GIVEN PROBLEM:
Print out each entry below exactly, please.

STORED ROWS:
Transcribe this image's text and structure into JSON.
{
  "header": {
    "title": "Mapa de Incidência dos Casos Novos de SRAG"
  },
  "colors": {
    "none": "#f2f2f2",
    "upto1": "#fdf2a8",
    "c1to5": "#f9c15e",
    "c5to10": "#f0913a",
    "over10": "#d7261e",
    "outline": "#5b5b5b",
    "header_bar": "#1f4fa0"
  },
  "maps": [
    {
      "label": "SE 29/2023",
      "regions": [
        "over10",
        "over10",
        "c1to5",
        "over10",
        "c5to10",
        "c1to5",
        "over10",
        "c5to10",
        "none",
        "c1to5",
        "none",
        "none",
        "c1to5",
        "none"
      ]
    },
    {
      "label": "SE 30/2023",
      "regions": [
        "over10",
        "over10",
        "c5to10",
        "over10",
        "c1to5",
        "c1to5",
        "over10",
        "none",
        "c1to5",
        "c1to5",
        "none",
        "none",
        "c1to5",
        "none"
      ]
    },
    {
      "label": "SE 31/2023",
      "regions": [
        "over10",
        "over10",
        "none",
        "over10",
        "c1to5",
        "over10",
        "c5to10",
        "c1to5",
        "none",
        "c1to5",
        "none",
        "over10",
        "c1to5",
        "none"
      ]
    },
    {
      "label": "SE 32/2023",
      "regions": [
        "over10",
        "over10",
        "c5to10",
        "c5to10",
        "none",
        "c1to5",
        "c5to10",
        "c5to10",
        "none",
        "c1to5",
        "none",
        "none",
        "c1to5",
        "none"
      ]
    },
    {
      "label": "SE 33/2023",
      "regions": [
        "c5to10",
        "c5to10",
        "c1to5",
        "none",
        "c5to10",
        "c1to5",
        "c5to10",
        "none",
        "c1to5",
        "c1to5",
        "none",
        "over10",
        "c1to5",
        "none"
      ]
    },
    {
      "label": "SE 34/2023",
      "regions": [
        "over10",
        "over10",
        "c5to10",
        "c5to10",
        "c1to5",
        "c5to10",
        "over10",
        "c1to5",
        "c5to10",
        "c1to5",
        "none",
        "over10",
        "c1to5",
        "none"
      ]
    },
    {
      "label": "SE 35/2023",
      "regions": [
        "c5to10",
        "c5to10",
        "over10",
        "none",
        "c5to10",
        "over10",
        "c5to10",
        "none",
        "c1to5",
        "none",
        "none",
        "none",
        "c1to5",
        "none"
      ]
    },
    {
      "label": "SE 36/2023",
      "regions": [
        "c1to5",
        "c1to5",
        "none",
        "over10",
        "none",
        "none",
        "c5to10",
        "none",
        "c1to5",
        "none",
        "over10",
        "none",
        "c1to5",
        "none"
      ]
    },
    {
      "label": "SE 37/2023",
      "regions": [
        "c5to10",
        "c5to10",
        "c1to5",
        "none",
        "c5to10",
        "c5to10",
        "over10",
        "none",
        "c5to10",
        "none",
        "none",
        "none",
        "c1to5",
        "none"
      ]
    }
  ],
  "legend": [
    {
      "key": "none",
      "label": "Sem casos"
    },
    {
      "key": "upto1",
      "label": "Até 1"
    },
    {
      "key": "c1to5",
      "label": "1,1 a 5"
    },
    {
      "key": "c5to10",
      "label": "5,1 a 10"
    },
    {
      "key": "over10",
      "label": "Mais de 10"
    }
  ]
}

FINISHED EXERCISE:
Transcribe this image's text and structure into JSON.
{
  "header": {
    "title": "Mapa de Incidência dos Casos Novos de SRAG"
  },
  "colors": {
    "none": "#f2f2f2",
    "upto1": "#fdf2a8",
    "c1to5": "#f9c15e",
    "c5to10": "#f0913a",
    "over10": "#d7261e",
    "outline": "#5b5b5b",
    "header_bar": "#1f4fa0"
  },
  "maps": [
    {
      "label": "SE 29/2023",
      "regions": [
        "over10",
        "over10",
        "c1to5",
        "over10",
        "c5to10",
        "c1to5",
        "over10",
        "c5to10",
        "none",
        "c1to5",
        "none",
        "none",
        "c1to5",
        "none"
      ]
    },
    {
      "label": "SE 30/2023",
      "regions": [
        "over10",
        "over10",
        "c5to10",
        "over10",
        "c1to5",
        "c1to5",
        "over10",
        "none",
        "c1to5",
        "c1to5",
        "none",
        "none",
        "c1to5",
        "none"
      ]
    },
    {
      "label": "SE 31/2023",
      "regions": [
        "over10",
        "over10",
        "none",
        "over10",
        "c1to5",
        "over10",
        "c5to10",
        "c1to5",
        "none",
        "c1to5",
        "none",
        "over10",
        "c1to5",
        "none"
      ]
    },
    {
      "label": "SE 32/2023",
      "regions": [
        "over10",
        "over10",
        "c5to10",
        "c5to10",
        "none",
        "c1to5",
        "c5to10",
        "c5to10",
        "none",
        "c1to5",
        "none",
        "none",
        "c1to5",
        "none"
      ]
    },
    {
      "label": "SE 33/2023",
      "regions": [
        "c5to10",
        "c5to10",
        "c1to5",
        "none",
        "c5to10",
        "c1to5",
        "c5to10",
        "none",
        "c1to5",
        "c1to5",
        "none",
        "over10",
        "c1to5",
        "none"
      ]
    },
    {
      "label": "SE 34/2023",
      "regions": [
        "over10",
        "over10",
        "c5to10",
        "c5to10",
        "c1to5",
        "c5to10",
        "over10",
        "c1to5",
        "c5to10",
        "c1to5",
        "none",
        "over10",
        "c1to5",
        "none"
      ]
    },
    {
      "label": "SE 35/2023",
      "regions": [
        "c5to10",
        "c5to10",
        "over10",
        "none",
        "c5to10",
        "over10",
        "c5to10",
        "none",
        "c1to5",
        "none",
        "none",
        "none",
        "c1to5",
        "none"
      ]
    },
    {
      "label": "SE 36/2023",
      "regions": [
        "c1to5",
        "c1to5",
        "none",
        "over10",
        "none",
        "none",
        "c5to10",
        "none",
        "c1to5",
        "none",
        "over10",
        "none",
        "c1to5",
        "none"
      ]
    },
    {
      "label": "SE 37/2023",
      "regions": [
        "c5to10",
        "c5to10",
        "c1to5",
        "none",
        "c5to10",
        "c5to10",
        "over10",
        "none",
        "c5to10",
        "none",
        "none",
        "none",
        "c1to5",
        "none"
      ]
    }
  ],
  "legend": [
    {
      "key": "none",
      "label": "Sem casos"
    },
    {
      "key": "upto1",
      "label": "Até 1"
    },
    {
      "key": "c1to5",
      "label": "1,1 a 5"
    },
    {
      "key": "c5to10",
      "label": "5,1 a 10"
    },
    {
      "key": "over10",
      "label": "Mais de 10"
    }
  ]
}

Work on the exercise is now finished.